====== Data shown ======

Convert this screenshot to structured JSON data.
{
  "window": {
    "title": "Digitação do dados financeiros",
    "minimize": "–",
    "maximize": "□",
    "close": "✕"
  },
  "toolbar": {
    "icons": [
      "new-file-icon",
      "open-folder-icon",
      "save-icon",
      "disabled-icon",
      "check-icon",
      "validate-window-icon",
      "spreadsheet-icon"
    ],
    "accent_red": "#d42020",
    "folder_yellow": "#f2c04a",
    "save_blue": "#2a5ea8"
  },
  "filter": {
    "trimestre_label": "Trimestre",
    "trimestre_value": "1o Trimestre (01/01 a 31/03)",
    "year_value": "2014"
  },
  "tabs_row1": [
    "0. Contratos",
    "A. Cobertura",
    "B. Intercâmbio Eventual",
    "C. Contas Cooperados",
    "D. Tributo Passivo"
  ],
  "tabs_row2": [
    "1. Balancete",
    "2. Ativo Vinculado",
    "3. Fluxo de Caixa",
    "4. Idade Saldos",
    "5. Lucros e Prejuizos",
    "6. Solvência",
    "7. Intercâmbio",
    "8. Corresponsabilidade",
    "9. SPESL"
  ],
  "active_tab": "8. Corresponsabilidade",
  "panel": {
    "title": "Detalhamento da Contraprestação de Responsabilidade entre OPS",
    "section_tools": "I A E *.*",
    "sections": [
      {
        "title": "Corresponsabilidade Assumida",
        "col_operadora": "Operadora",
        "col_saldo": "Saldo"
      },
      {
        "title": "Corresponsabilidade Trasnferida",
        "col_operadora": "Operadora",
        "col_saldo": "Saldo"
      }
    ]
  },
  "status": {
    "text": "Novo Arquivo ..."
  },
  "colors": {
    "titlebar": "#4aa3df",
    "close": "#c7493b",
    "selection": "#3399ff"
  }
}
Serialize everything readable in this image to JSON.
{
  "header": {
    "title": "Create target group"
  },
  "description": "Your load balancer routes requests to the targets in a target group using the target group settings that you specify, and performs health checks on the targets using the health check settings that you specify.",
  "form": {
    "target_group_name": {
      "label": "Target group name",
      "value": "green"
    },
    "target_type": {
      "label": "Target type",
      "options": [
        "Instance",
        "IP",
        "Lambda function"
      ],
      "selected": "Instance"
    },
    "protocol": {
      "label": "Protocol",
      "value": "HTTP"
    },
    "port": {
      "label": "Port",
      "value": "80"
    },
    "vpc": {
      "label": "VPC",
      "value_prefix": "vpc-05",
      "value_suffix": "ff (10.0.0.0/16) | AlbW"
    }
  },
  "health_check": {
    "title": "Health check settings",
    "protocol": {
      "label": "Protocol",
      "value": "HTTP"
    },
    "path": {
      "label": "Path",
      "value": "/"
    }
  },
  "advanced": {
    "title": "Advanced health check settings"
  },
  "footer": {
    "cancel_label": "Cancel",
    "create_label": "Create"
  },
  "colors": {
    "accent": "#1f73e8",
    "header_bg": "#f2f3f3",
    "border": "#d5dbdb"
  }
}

======

Print the listing above in its entirety, with every line exact.

Convert this screenshot to structured JSON data.
{
  "window": {
    "title": "Digitação do dados financeiros",
    "minimize": "–",
    "maximize": "□",
    "close": "✕"
  },
  "toolbar": {
    "icons": [
      "new-file-icon",
      "open-folder-icon",
      "save-icon",
      "disabled-icon",
      "check-icon",
      "validate-window-icon",
      "spreadsheet-icon"
    ],
    "accent_red": "#d42020",
    "folder_yellow": "#f2c04a",
    "save_blue": "#2a5ea8"
  },
  "filter": {
    "trimestre_label": "Trimestre",
    "trimestre_value": "1o Trimestre (01/01 a 31/03)",
    "year_value": "2014"
  },
  "tabs_row1": [
    "0. Contratos",
    "A. Cobertura",
    "B. Intercâmbio Eventual",
    "C. Contas Cooperados",
    "D. Tributo Passivo"
  ],
  "tabs_row2": [
    "1. Balancete",
    "2. Ativo Vinculado",
    "3. Fluxo de Caixa",
    "4. Idade Saldos",
    "5. Lucros e Prejuizos",
    "6. Solvência",
    "7. Intercâmbio",
    "8. Corresponsabilidade",
    "9. SPESL"
  ],
  "active_tab": "8. Corresponsabilidade",
  "panel": {
    "title": "Detalhamento da Contraprestação de Responsabilidade entre OPS",
    "section_tools": "I A E *.*",
    "sections": [
      {
        "title": "Corresponsabilidade Assumida",
        "col_operadora": "Operadora",
        "col_saldo": "Saldo"
      },
      {
        "title": "Corresponsabilidade Trasnferida",
        "col_operadora": "Operadora",
        "col_saldo": "Saldo"
      }
    ]
  },
  "status": {
    "text": "Novo Arquivo ..."
  },
  "colors": {
    "titlebar": "#4aa3df",
    "close": "#c7493b",
    "selection": "#3399ff"
  }
}
Serialize everything readable in this image to JSON.
{
  "header": {
    "title": "Create target group"
  },
  "description": "Your load balancer routes requests to the targets in a target group using the target group settings that you specify, and performs health checks on the targets using the health check settings that you specify.",
  "form": {
    "target_group_name": {
      "label": "Target group name",
      "value": "green"
    },
    "target_type": {
      "label": "Target type",
      "options": [
        "Instance",
        "IP",
        "Lambda function"
      ],
      "selected": "Instance"
    },
    "protocol": {
      "label": "Protocol",
      "value": "HTTP"
    },
    "port": {
      "label": "Port",
      "value": "80"
    },
    "vpc": {
      "label": "VPC",
      "value_prefix": "vpc-05",
      "value_suffix": "ff (10.0.0.0/16) | AlbW"
    }
  },
  "health_check": {
    "title": "Health check settings",
    "protocol": {
      "label": "Protocol",
      "value": "HTTP"
    },
    "path": {
      "label": "Path",
      "value": "/"
    }
  },
  "advanced": {
    "title": "Advanced health check settings"
  },
  "footer": {
    "cancel_label": "Cancel",
    "create_label": "Create"
  },
  "colors": {
    "accent": "#1f73e8",
    "header_bg": "#f2f3f3",
    "border": "#d5dbdb"
  }
}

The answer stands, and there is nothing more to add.